> Problem requirements
Word for word, set down the records and skip each picture.

> Listed entries
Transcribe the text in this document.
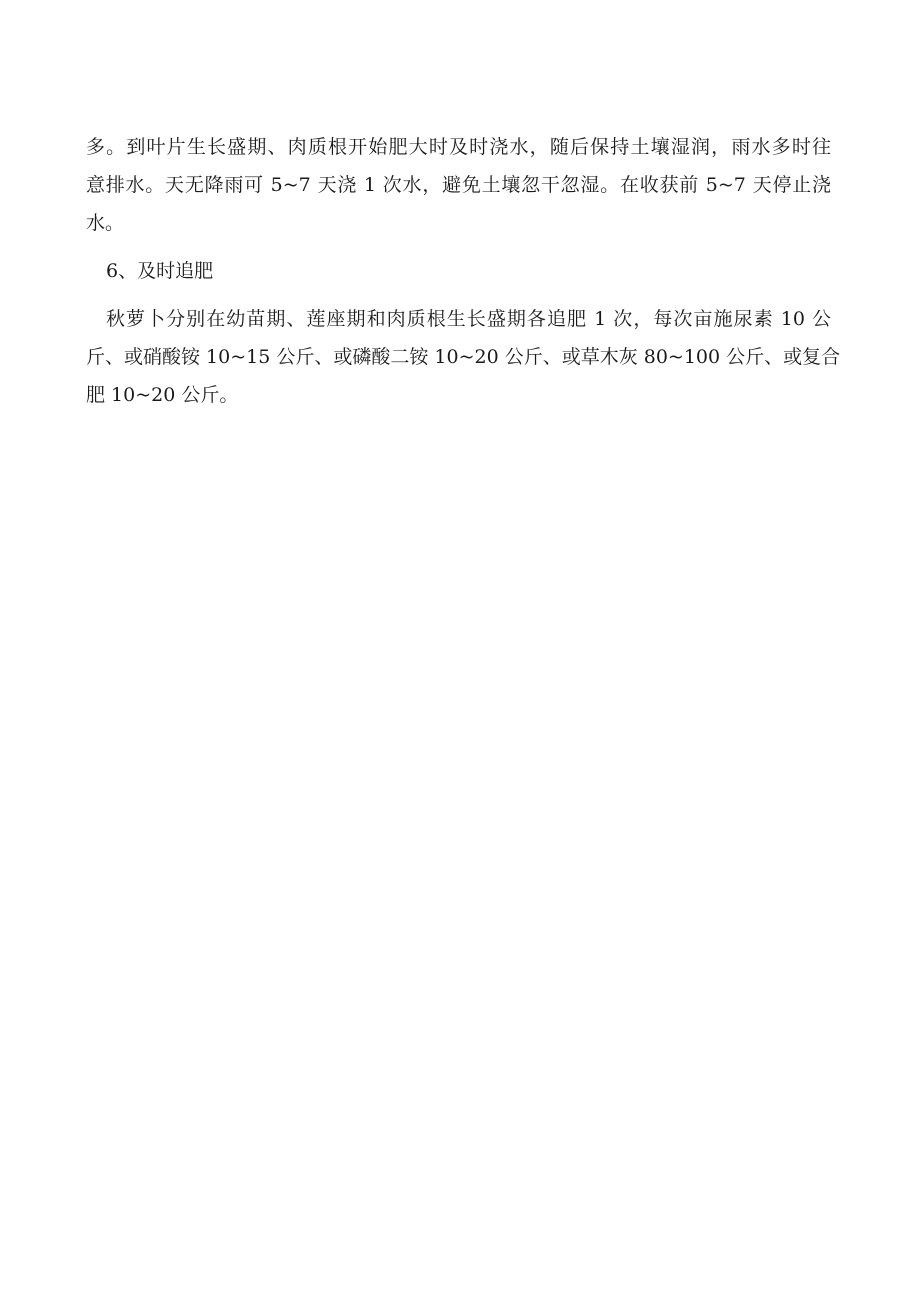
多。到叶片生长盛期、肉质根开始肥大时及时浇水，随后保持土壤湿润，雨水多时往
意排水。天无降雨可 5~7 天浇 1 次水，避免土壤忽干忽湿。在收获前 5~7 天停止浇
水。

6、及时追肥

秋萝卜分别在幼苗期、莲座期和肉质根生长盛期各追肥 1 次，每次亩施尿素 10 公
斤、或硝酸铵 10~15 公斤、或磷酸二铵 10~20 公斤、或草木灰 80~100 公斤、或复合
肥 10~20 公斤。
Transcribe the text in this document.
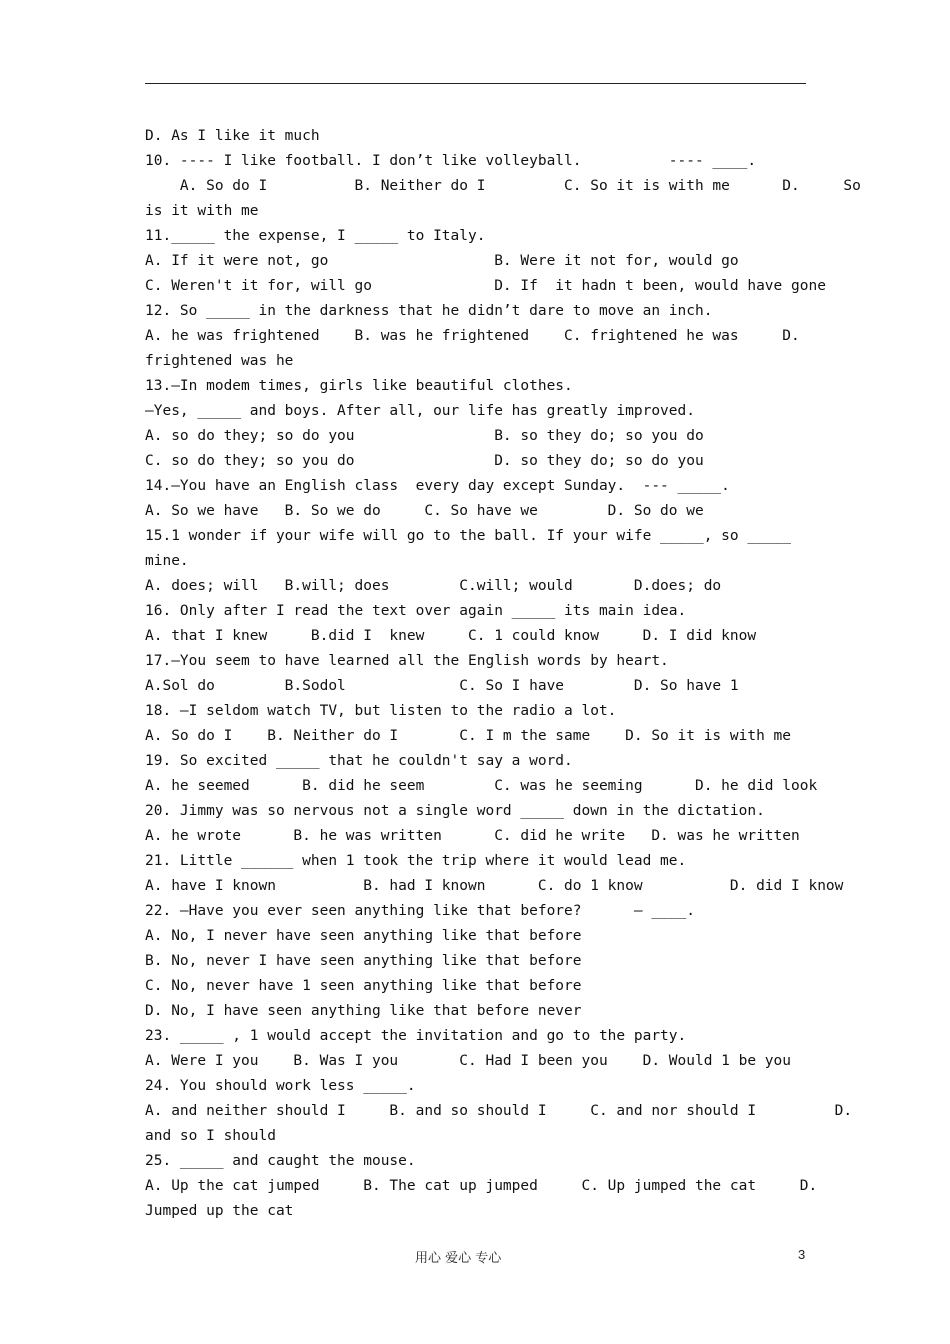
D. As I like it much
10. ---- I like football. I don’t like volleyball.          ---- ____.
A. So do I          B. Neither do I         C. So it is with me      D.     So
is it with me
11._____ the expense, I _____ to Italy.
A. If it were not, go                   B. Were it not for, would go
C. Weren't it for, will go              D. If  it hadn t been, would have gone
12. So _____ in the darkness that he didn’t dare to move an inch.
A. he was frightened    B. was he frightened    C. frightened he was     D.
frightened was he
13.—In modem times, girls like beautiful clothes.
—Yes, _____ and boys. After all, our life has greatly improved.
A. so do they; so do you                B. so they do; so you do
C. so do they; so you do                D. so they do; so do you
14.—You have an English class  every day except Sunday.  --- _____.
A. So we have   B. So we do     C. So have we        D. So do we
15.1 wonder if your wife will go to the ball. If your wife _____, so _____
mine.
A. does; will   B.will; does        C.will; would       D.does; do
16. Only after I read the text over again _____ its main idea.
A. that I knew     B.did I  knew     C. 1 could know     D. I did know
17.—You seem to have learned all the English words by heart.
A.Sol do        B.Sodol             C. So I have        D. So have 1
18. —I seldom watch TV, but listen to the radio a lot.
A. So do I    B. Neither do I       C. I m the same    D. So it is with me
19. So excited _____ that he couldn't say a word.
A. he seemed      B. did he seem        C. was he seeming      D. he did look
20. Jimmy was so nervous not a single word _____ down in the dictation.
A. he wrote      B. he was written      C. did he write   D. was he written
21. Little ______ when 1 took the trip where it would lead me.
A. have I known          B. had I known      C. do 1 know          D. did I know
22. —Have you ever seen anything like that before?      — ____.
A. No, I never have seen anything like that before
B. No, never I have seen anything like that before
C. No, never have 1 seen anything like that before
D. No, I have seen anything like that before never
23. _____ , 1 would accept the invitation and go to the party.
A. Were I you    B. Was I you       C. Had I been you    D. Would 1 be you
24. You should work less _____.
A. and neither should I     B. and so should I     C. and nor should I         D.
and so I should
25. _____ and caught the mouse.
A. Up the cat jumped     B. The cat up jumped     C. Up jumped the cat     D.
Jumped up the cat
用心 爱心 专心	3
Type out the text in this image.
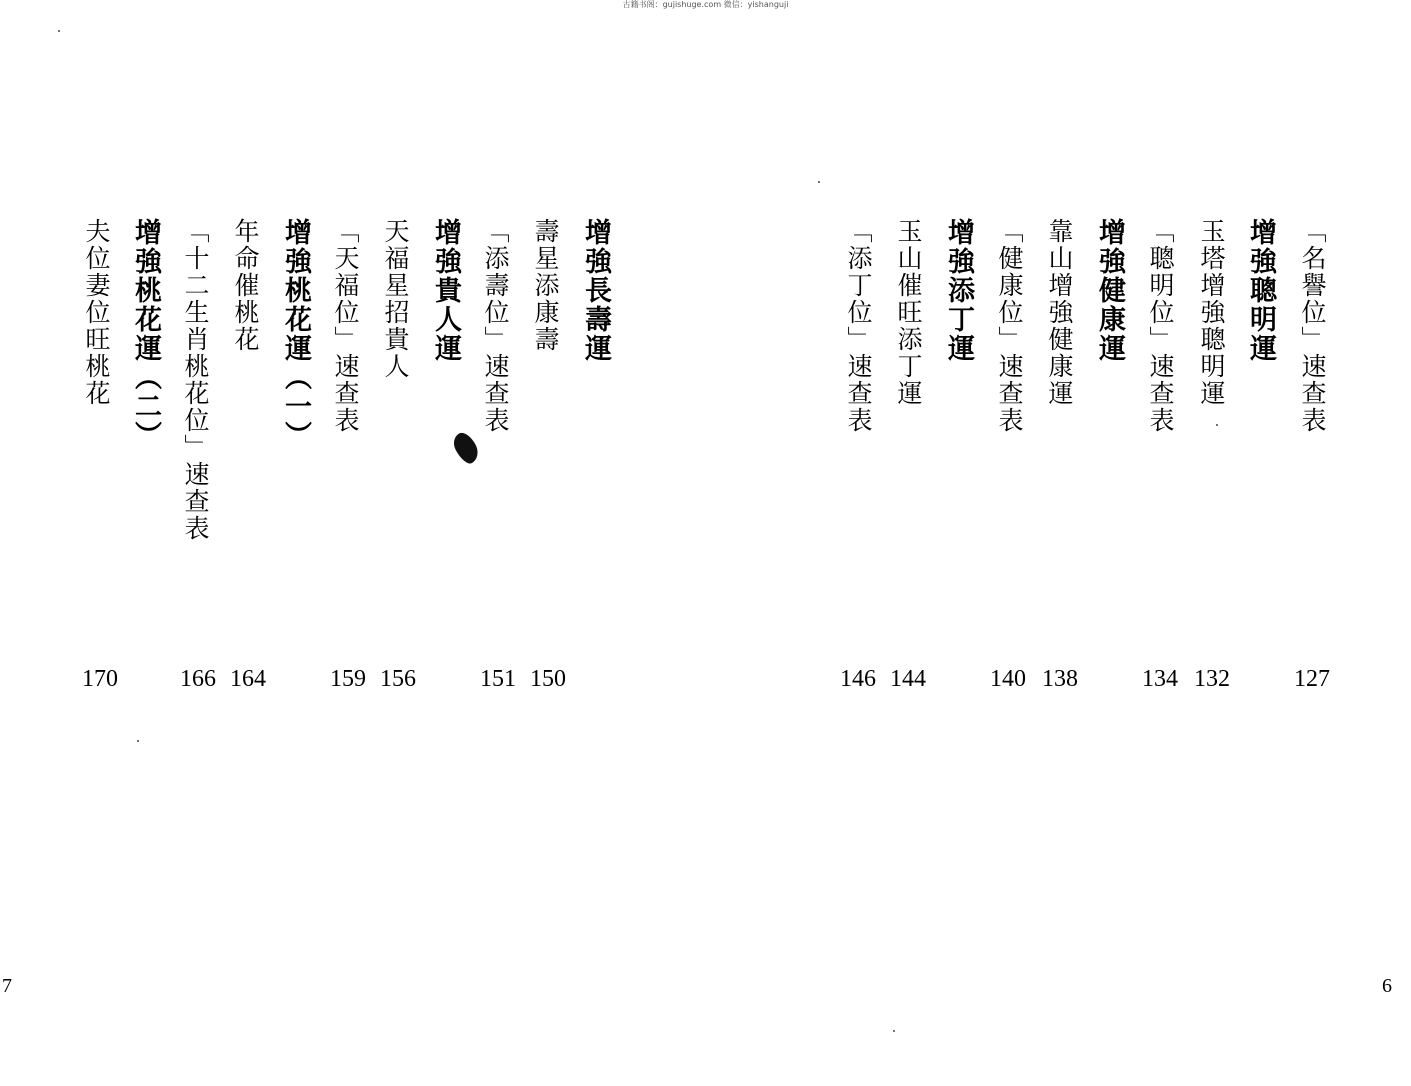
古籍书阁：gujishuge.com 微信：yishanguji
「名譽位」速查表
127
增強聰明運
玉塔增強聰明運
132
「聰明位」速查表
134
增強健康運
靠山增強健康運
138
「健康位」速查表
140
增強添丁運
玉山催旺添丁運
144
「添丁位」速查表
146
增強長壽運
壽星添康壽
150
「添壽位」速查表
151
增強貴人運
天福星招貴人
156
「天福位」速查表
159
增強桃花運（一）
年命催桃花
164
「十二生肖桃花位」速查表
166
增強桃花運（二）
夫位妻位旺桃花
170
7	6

> Response
Transcribe the text in this document.
多。到叶片生长盛期、肉质根开始肥大时及时浇水，随后保持土壤湿润，雨水多时往
意排水。天无降雨可 5~7 天浇 1 次水，避免土壤忽干忽湿。在收获前 5~7 天停止浇
水。

6、及时追肥

秋萝卜分别在幼苗期、莲座期和肉质根生长盛期各追肥 1 次，每次亩施尿素 10 公
斤、或硝酸铵 10~15 公斤、或磷酸二铵 10~20 公斤、或草木灰 80~100 公斤、或复合
肥 10~20 公斤。
Transcribe the text in this document.
D. As I like it much
10. ---- I like football. I don’t like volleyball.          ---- ____.
A. So do I          B. Neither do I         C. So it is with me      D.     So
is it with me
11._____ the expense, I _____ to Italy.
A. If it were not, go                   B. Were it not for, would go
C. Weren't it for, will go              D. If  it hadn t been, would have gone
12. So _____ in the darkness that he didn’t dare to move an inch.
A. he was frightened    B. was he frightened    C. frightened he was     D.
frightened was he
13.—In modem times, girls like beautiful clothes.
—Yes, _____ and boys. After all, our life has greatly improved.
A. so do they; so do you                B. so they do; so you do
C. so do they; so you do                D. so they do; so do you
14.—You have an English class  every day except Sunday.  --- _____.
A. So we have   B. So we do     C. So have we        D. So do we
15.1 wonder if your wife will go to the ball. If your wife _____, so _____
mine.
A. does; will   B.will; does        C.will; would       D.does; do
16. Only after I read the text over again _____ its main idea.
A. that I knew     B.did I  knew     C. 1 could know     D. I did know
17.—You seem to have learned all the English words by heart.
A.Sol do        B.Sodol             C. So I have        D. So have 1
18. —I seldom watch TV, but listen to the radio a lot.
A. So do I    B. Neither do I       C. I m the same    D. So it is with me
19. So excited _____ that he couldn't say a word.
A. he seemed      B. did he seem        C. was he seeming      D. he did look
20. Jimmy was so nervous not a single word _____ down in the dictation.
A. he wrote      B. he was written      C. did he write   D. was he written
21. Little ______ when 1 took the trip where it would lead me.
A. have I known          B. had I known      C. do 1 know          D. did I know
22. —Have you ever seen anything like that before?      — ____.
A. No, I never have seen anything like that before
B. No, never I have seen anything like that before
C. No, never have 1 seen anything like that before
D. No, I have seen anything like that before never
23. _____ , 1 would accept the invitation and go to the party.
A. Were I you    B. Was I you       C. Had I been you    D. Would 1 be you
24. You should work less _____.
A. and neither should I     B. and so should I     C. and nor should I         D.
and so I should
25. _____ and caught the mouse.
A. Up the cat jumped     B. The cat up jumped     C. Up jumped the cat     D.
Jumped up the cat
用心 爱心 专心	3
Type out the text in this image.
古籍书阁：gujishuge.com 微信：yishanguji
「名譽位」速查表
127
增強聰明運
玉塔增強聰明運
132
「聰明位」速查表
134
增強健康運
靠山增強健康運
138
「健康位」速查表
140
增強添丁運
玉山催旺添丁運
144
「添丁位」速查表
146
增強長壽運
壽星添康壽
150
「添壽位」速查表
151
增強貴人運
天福星招貴人
156
「天福位」速查表
159
增強桃花運（一）
年命催桃花
164
「十二生肖桃花位」速查表
166
增強桃花運（二）
夫位妻位旺桃花
170
7	6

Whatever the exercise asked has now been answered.